* Start *

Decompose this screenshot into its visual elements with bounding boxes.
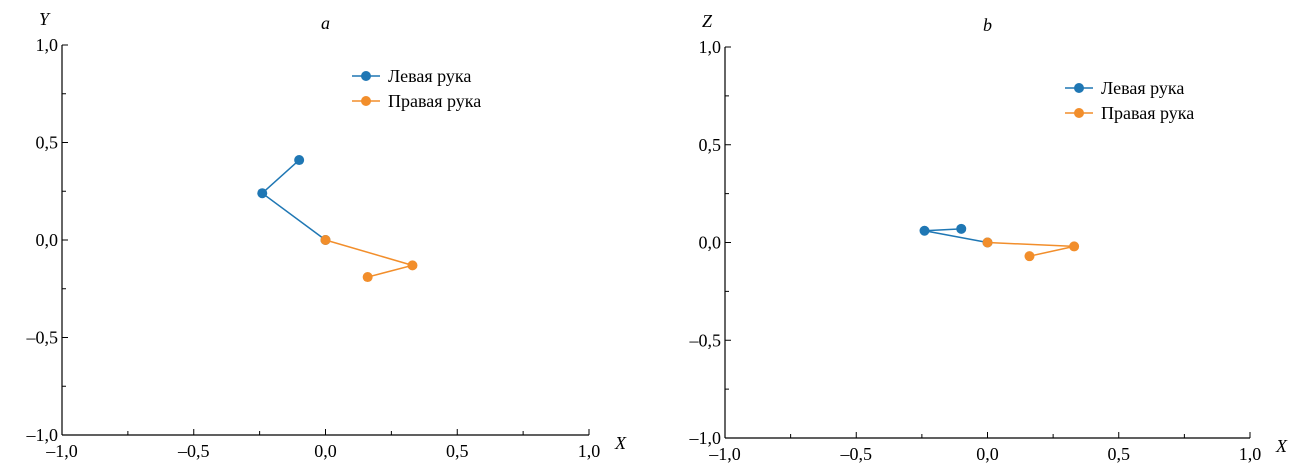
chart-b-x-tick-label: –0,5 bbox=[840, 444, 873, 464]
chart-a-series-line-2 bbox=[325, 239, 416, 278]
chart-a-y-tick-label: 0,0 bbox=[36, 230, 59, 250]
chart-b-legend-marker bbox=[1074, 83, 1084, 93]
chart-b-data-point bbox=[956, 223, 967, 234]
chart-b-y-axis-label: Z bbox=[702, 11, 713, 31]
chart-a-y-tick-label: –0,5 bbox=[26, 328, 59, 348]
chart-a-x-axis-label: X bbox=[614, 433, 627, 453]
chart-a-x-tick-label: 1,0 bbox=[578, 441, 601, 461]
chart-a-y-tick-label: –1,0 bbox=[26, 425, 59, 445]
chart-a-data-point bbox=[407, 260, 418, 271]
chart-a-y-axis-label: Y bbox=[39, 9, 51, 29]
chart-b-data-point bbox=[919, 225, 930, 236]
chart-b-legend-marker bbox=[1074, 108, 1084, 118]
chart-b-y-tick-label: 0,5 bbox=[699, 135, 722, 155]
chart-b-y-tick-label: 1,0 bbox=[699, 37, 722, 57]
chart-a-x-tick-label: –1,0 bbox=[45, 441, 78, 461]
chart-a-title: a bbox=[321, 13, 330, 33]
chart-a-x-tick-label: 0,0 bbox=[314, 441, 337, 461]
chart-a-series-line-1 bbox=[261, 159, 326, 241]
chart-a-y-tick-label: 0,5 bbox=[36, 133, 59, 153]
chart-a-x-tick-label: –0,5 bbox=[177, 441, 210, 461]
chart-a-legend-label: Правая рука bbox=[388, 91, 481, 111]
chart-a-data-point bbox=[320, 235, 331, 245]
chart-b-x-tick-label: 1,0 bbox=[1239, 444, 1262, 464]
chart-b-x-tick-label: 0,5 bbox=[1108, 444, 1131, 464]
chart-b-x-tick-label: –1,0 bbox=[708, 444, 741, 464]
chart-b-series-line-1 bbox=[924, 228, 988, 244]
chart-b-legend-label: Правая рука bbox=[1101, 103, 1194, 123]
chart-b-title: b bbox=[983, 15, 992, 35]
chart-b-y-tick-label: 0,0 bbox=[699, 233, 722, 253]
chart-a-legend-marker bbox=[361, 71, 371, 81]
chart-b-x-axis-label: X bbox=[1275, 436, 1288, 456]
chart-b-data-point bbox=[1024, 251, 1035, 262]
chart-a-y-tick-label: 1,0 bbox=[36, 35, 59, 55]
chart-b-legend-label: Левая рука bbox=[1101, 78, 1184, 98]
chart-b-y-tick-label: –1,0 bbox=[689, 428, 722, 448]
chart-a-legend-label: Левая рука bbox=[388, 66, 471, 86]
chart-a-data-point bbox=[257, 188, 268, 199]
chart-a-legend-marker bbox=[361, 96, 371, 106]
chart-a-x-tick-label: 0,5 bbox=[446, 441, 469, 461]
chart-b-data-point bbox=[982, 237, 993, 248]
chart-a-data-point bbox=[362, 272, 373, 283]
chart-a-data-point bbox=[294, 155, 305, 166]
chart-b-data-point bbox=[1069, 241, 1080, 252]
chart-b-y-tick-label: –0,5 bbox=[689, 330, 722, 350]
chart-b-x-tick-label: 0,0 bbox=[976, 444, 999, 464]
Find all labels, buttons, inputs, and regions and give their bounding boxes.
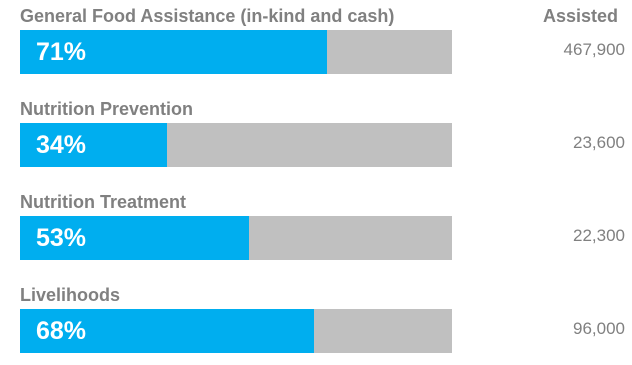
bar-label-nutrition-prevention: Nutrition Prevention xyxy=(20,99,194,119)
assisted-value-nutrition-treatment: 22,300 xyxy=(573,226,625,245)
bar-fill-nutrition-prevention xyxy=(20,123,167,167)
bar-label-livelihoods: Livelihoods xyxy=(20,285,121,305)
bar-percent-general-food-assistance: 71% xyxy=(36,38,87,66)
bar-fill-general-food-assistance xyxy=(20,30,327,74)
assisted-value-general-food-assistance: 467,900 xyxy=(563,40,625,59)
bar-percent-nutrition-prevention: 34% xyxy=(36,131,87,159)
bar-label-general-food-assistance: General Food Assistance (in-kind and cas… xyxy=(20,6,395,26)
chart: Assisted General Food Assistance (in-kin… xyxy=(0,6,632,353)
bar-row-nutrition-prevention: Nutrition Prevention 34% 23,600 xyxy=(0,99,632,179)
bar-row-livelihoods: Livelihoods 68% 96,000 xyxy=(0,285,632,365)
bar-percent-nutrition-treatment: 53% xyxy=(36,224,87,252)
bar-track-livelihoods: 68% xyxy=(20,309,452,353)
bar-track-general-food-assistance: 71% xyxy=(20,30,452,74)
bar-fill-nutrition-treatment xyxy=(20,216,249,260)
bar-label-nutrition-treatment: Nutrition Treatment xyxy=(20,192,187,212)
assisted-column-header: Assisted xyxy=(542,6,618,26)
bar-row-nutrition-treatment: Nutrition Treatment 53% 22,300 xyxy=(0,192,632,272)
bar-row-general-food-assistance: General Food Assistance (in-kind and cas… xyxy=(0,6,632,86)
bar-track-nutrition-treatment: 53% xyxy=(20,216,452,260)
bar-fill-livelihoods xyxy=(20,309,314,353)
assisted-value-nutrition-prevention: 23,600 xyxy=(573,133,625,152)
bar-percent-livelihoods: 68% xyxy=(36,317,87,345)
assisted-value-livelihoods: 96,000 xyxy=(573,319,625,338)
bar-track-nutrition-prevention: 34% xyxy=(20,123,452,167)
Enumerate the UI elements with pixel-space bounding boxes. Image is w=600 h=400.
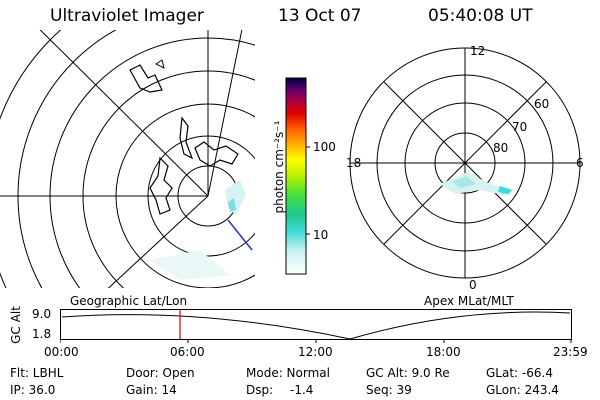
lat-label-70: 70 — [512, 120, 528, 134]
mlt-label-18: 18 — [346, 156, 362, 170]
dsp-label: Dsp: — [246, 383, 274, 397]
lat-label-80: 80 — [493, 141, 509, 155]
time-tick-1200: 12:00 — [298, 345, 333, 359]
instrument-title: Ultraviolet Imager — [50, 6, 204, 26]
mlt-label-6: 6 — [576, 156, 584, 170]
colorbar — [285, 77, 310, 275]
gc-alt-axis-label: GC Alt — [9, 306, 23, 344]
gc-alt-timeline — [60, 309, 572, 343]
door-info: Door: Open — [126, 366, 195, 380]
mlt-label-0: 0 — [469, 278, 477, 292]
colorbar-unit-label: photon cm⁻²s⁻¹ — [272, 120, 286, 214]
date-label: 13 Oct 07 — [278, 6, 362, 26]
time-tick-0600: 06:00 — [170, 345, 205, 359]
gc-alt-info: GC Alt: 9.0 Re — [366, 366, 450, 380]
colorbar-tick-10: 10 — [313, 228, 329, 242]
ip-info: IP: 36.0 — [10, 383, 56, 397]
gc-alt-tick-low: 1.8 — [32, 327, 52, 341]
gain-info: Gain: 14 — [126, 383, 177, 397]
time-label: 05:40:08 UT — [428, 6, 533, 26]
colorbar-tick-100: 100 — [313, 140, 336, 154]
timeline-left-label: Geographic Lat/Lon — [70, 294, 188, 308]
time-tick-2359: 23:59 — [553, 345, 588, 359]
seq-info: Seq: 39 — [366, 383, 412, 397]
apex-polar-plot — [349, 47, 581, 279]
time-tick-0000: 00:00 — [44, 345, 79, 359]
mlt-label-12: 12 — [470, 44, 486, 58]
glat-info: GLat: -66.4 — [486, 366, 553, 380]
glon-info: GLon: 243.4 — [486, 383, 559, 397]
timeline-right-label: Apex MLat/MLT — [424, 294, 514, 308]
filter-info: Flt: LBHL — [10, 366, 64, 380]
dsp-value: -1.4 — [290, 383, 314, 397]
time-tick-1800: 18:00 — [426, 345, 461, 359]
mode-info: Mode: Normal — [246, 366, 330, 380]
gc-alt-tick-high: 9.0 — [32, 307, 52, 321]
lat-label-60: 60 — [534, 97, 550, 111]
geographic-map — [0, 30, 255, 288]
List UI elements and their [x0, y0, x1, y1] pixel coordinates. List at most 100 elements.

* End *
* Start *

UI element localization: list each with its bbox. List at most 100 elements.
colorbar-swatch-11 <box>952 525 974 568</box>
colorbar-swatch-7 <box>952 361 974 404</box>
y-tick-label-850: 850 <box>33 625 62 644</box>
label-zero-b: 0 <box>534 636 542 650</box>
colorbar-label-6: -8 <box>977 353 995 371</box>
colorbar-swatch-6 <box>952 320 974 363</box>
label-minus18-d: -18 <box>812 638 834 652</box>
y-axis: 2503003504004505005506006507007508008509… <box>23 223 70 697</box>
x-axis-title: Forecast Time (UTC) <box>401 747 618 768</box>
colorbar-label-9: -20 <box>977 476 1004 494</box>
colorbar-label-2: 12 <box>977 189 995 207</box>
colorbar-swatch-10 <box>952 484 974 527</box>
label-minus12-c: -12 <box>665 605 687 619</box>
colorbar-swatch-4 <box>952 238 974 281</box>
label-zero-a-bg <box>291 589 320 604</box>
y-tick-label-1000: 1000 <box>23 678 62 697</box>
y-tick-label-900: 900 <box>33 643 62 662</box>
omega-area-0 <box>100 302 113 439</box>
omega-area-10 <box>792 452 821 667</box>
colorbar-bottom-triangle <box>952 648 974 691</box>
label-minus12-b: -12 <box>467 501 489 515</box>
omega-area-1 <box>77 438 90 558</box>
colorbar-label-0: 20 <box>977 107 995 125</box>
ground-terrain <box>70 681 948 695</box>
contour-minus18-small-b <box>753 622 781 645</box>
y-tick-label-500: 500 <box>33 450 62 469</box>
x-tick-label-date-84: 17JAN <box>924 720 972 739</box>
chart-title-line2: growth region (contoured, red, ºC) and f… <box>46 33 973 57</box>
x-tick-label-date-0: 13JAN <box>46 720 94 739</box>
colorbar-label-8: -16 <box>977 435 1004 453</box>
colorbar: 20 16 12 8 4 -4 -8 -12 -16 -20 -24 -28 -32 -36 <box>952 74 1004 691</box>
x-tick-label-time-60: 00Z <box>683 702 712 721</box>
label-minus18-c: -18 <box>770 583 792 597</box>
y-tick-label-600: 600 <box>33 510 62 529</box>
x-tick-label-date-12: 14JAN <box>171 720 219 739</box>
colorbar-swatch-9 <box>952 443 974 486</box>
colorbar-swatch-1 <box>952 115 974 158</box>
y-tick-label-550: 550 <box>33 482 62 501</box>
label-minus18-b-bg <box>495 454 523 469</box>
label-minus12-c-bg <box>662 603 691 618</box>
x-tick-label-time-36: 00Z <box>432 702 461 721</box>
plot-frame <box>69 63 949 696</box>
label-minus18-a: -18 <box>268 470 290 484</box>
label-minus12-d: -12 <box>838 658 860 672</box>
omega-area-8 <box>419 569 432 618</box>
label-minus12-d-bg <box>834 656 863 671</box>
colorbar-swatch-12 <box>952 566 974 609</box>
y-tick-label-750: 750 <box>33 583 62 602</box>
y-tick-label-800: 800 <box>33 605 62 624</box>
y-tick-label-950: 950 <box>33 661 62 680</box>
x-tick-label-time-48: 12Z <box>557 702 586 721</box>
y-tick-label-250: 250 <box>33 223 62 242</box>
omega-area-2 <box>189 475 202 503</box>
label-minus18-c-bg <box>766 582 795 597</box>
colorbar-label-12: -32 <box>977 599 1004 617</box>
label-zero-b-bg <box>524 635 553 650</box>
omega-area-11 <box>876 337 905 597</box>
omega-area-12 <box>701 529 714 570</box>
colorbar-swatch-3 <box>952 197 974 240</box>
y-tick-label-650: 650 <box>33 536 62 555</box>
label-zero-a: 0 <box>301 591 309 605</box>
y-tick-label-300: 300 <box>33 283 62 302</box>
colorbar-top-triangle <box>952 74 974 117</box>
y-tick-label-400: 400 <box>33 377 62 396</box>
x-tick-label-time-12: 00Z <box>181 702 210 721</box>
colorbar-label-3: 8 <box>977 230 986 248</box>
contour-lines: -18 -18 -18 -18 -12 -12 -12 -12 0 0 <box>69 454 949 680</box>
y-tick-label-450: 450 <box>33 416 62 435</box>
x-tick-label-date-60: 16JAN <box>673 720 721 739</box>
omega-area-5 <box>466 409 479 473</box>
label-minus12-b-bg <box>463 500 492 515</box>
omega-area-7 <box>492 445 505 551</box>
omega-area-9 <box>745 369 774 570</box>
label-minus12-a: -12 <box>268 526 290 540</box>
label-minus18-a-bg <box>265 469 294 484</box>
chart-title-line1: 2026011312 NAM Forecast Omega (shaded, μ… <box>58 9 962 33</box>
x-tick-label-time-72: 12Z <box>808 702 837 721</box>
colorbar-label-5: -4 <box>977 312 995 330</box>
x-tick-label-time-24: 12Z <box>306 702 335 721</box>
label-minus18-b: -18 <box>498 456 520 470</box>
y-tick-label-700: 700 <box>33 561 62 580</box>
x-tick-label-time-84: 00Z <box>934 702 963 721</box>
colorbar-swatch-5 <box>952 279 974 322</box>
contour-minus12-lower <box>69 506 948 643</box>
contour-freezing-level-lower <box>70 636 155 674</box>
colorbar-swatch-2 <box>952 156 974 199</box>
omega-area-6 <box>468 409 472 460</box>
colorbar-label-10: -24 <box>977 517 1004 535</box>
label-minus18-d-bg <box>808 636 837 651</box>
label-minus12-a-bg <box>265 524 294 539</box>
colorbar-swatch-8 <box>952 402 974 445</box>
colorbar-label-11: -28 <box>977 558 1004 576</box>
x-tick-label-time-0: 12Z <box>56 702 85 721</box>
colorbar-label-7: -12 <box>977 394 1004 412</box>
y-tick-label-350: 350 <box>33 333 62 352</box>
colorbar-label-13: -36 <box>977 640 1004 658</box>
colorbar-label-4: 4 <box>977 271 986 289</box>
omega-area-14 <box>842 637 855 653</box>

* End *
* Start *

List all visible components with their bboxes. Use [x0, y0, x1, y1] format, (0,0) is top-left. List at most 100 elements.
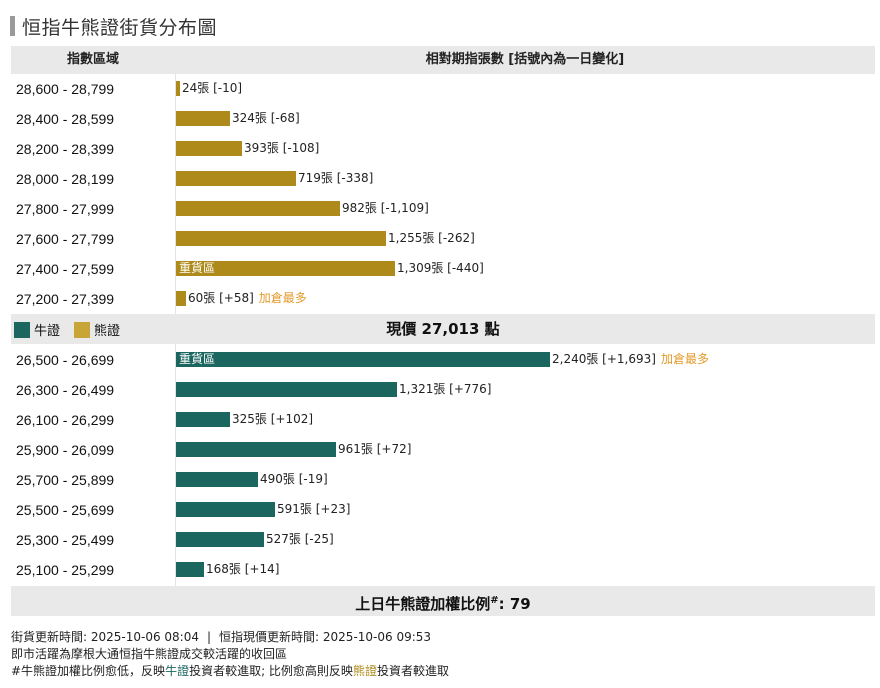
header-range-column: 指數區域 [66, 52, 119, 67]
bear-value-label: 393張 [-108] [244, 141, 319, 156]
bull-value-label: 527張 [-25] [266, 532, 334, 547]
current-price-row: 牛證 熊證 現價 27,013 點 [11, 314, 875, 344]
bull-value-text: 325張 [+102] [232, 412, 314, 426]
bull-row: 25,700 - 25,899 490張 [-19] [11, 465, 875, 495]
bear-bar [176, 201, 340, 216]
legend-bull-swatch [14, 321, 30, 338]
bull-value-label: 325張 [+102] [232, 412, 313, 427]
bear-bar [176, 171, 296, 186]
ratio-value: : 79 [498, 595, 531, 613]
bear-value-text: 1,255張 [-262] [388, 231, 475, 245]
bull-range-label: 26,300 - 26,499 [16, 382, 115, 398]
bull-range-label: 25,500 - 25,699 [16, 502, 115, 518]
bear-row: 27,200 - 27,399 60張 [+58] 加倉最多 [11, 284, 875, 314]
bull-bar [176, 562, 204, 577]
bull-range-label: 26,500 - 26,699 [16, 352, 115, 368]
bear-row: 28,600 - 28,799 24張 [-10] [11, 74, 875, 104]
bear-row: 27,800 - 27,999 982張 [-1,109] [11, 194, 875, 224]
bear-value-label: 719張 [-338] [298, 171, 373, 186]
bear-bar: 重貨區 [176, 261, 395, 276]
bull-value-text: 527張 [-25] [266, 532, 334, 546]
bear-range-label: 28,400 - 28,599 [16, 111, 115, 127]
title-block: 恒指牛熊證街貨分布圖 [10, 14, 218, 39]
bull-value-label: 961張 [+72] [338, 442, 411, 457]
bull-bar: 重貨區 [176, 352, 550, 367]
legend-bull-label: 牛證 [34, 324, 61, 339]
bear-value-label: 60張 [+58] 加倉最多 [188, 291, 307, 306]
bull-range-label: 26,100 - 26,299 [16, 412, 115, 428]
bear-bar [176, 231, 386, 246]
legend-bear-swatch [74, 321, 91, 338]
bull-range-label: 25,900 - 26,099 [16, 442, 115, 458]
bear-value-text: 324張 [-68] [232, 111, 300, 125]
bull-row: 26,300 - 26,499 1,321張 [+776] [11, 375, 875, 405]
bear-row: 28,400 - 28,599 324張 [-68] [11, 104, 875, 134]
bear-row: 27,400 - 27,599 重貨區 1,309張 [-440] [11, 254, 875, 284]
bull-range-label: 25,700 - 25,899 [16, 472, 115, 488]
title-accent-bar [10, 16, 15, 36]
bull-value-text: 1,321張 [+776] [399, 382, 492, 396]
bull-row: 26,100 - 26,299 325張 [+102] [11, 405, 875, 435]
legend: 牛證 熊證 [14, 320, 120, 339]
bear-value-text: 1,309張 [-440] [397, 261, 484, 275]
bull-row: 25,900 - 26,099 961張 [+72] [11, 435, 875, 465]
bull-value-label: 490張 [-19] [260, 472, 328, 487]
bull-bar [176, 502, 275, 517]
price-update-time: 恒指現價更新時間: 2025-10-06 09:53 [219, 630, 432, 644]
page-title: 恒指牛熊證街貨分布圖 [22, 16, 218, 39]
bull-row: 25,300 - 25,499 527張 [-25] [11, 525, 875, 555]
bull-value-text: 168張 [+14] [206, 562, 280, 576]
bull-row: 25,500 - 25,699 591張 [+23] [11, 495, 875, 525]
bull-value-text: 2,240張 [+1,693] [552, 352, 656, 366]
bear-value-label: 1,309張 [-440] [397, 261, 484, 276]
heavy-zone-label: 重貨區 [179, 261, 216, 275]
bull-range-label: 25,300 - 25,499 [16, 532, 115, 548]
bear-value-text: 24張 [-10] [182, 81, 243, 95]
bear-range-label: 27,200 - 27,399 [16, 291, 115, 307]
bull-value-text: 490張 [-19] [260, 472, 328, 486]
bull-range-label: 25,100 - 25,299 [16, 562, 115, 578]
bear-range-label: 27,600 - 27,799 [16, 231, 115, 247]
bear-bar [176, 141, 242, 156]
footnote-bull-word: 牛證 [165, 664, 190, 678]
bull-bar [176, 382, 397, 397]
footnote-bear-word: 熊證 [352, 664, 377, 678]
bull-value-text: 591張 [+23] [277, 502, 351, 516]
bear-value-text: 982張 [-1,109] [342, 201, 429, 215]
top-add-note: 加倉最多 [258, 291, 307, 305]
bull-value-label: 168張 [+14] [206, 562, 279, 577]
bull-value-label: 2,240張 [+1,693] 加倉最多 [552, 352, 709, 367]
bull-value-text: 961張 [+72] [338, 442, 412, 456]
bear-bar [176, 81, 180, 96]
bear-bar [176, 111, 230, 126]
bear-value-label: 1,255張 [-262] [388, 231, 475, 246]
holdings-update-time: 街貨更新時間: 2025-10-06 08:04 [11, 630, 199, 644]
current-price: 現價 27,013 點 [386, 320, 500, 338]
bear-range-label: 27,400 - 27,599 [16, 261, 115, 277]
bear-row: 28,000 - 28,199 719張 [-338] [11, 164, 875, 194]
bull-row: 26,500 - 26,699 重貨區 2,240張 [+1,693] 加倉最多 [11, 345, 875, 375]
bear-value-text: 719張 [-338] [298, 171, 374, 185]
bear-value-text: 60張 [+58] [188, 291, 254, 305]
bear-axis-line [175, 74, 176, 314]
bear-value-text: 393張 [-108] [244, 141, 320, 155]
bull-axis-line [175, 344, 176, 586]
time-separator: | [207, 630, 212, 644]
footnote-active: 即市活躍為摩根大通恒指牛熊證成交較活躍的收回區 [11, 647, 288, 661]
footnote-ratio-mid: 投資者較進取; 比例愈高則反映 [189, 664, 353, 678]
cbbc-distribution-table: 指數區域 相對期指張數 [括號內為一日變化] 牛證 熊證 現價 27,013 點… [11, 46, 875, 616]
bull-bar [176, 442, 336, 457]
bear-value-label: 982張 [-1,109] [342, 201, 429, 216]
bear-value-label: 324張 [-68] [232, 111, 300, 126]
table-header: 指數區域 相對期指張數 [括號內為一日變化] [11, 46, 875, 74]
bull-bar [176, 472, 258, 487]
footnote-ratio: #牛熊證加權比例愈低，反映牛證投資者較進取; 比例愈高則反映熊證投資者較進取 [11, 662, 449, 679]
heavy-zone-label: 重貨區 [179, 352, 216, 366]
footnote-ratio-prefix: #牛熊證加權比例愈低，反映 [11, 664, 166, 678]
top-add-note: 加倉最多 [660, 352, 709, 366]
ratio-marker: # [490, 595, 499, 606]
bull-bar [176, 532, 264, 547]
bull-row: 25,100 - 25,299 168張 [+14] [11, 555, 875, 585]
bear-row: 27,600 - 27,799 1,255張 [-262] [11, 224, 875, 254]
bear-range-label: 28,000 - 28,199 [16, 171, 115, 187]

* End *

Copy the items from the line with "bar-label-nutrition-prevention: Nutrition Prevention" up to and including the line with "bar-track-nutrition-treatment: 53% xyxy=(20,216,452,260)", reproducing each one verbatim.

_ANSWER FOR THIS EXERCISE:_
bar-label-nutrition-prevention: Nutrition Prevention xyxy=(20,99,194,119)
assisted-value-nutrition-treatment: 22,300 xyxy=(573,226,625,245)
bar-fill-nutrition-prevention xyxy=(20,123,167,167)
bar-label-livelihoods: Livelihoods xyxy=(20,285,121,305)
bar-percent-general-food-assistance: 71% xyxy=(36,38,87,66)
bar-fill-general-food-assistance xyxy=(20,30,327,74)
assisted-value-general-food-assistance: 467,900 xyxy=(563,40,625,59)
bar-percent-nutrition-prevention: 34% xyxy=(36,131,87,159)
bar-label-general-food-assistance: General Food Assistance (in-kind and cas… xyxy=(20,6,395,26)
chart: Assisted General Food Assistance (in-kin… xyxy=(0,6,632,353)
bar-row-nutrition-prevention: Nutrition Prevention 34% 23,600 xyxy=(0,99,632,179)
bar-row-livelihoods: Livelihoods 68% 96,000 xyxy=(0,285,632,365)
bar-percent-nutrition-treatment: 53% xyxy=(36,224,87,252)
bar-track-livelihoods: 68% xyxy=(20,309,452,353)
bar-track-general-food-assistance: 71% xyxy=(20,30,452,74)
bar-fill-nutrition-treatment xyxy=(20,216,249,260)
bar-label-nutrition-treatment: Nutrition Treatment xyxy=(20,192,187,212)
assisted-column-header: Assisted xyxy=(542,6,618,26)
bar-row-nutrition-treatment: Nutrition Treatment 53% 22,300 xyxy=(0,192,632,272)
bar-row-general-food-assistance: General Food Assistance (in-kind and cas… xyxy=(0,6,632,86)
bar-track-nutrition-treatment: 53% xyxy=(20,216,452,260)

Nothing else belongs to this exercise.